◆ Written request:
Gather the lines from the material that contain "value".

= = = =

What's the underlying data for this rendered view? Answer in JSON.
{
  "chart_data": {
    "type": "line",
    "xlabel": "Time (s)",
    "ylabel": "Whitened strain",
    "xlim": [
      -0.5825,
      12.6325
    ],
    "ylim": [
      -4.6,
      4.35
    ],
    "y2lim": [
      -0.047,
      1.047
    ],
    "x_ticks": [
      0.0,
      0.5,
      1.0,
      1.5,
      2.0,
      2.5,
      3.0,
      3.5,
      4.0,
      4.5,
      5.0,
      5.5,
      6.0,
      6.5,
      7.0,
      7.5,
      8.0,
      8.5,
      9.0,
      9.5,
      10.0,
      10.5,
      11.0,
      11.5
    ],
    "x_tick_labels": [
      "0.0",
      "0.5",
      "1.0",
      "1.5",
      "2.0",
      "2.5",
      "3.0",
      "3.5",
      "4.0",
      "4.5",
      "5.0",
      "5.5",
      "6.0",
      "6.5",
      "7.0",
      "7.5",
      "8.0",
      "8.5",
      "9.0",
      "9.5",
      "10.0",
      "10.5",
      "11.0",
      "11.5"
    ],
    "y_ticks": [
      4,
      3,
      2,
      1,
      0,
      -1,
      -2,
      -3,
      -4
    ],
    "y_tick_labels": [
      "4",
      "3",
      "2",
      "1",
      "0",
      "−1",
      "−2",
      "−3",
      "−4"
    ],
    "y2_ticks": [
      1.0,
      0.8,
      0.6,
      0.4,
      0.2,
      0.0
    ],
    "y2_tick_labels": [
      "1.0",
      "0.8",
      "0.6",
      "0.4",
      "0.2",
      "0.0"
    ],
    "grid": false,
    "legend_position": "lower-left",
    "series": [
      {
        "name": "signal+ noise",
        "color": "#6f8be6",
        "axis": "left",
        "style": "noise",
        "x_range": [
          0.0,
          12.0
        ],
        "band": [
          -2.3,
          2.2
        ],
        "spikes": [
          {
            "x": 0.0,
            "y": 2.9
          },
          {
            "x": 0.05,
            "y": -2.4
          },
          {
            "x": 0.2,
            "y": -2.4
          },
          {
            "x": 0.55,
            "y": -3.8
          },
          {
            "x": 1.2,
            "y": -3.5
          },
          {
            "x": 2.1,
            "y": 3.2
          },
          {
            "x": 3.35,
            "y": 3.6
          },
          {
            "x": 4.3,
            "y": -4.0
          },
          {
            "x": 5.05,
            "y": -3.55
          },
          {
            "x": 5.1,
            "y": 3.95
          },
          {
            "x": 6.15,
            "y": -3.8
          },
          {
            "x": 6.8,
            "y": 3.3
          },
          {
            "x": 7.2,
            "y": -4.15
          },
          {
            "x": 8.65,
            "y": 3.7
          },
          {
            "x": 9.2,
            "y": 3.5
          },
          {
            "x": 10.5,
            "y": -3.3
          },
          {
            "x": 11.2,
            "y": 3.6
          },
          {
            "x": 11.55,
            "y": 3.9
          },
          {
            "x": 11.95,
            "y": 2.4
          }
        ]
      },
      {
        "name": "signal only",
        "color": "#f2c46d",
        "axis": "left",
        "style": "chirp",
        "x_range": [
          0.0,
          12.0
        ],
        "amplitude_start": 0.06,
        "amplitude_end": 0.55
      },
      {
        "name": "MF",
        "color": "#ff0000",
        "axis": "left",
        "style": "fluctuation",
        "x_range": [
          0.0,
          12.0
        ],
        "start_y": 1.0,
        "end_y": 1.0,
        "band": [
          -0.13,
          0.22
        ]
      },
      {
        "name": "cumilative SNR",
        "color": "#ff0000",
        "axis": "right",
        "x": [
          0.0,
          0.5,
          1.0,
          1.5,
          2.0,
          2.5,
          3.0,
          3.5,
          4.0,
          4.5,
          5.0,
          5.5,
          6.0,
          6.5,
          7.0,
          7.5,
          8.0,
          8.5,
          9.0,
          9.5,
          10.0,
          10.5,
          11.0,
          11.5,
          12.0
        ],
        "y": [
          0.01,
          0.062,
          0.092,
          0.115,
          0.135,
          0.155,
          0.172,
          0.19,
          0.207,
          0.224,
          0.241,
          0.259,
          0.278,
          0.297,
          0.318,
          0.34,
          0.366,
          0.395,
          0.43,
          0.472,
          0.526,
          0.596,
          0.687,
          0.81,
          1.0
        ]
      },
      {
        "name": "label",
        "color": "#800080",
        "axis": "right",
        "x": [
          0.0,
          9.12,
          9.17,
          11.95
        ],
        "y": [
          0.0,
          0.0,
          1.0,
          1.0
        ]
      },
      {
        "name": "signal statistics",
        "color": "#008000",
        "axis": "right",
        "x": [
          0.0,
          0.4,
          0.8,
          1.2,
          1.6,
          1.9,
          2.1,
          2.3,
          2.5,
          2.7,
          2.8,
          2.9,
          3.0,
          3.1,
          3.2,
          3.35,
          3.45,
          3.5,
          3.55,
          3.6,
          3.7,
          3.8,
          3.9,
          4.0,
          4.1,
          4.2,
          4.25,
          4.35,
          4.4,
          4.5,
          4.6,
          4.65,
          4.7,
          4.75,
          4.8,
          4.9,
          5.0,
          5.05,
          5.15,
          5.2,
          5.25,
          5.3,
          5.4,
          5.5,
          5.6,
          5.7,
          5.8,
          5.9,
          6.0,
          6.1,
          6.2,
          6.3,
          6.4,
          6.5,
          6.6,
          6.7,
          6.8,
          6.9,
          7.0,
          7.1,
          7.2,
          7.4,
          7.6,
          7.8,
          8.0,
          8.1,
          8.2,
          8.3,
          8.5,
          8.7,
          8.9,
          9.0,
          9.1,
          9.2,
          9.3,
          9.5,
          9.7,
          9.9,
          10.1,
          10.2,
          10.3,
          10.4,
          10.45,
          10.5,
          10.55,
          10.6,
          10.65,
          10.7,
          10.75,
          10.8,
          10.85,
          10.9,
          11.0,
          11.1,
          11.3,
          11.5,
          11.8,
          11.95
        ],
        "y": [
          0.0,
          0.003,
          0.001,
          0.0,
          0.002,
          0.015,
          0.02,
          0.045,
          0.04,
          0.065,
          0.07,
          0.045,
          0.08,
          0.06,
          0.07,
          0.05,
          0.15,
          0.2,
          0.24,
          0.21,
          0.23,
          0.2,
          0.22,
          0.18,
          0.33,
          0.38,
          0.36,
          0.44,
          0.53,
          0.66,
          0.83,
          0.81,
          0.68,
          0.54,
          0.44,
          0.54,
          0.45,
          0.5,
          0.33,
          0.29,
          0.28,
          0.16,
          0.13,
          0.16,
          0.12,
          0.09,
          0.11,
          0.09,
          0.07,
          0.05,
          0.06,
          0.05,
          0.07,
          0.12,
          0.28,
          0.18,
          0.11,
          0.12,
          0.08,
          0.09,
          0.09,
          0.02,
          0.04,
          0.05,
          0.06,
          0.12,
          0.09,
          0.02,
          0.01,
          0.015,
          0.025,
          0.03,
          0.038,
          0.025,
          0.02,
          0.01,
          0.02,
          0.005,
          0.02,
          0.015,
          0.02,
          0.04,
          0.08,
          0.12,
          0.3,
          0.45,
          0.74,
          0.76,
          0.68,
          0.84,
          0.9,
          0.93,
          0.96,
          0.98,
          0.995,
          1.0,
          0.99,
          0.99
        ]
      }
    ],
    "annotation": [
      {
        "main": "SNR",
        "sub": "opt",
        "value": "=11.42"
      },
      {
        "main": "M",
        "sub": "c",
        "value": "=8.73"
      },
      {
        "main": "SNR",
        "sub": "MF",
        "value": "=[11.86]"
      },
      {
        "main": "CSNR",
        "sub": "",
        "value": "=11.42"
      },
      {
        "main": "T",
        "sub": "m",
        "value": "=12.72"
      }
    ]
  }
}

= = = =

◆ Response:
        "value": "=11.42"
        "value": "=8.73"
        "value": "=[11.86]"
        "value": "=11.42"
        "value": "=12.72"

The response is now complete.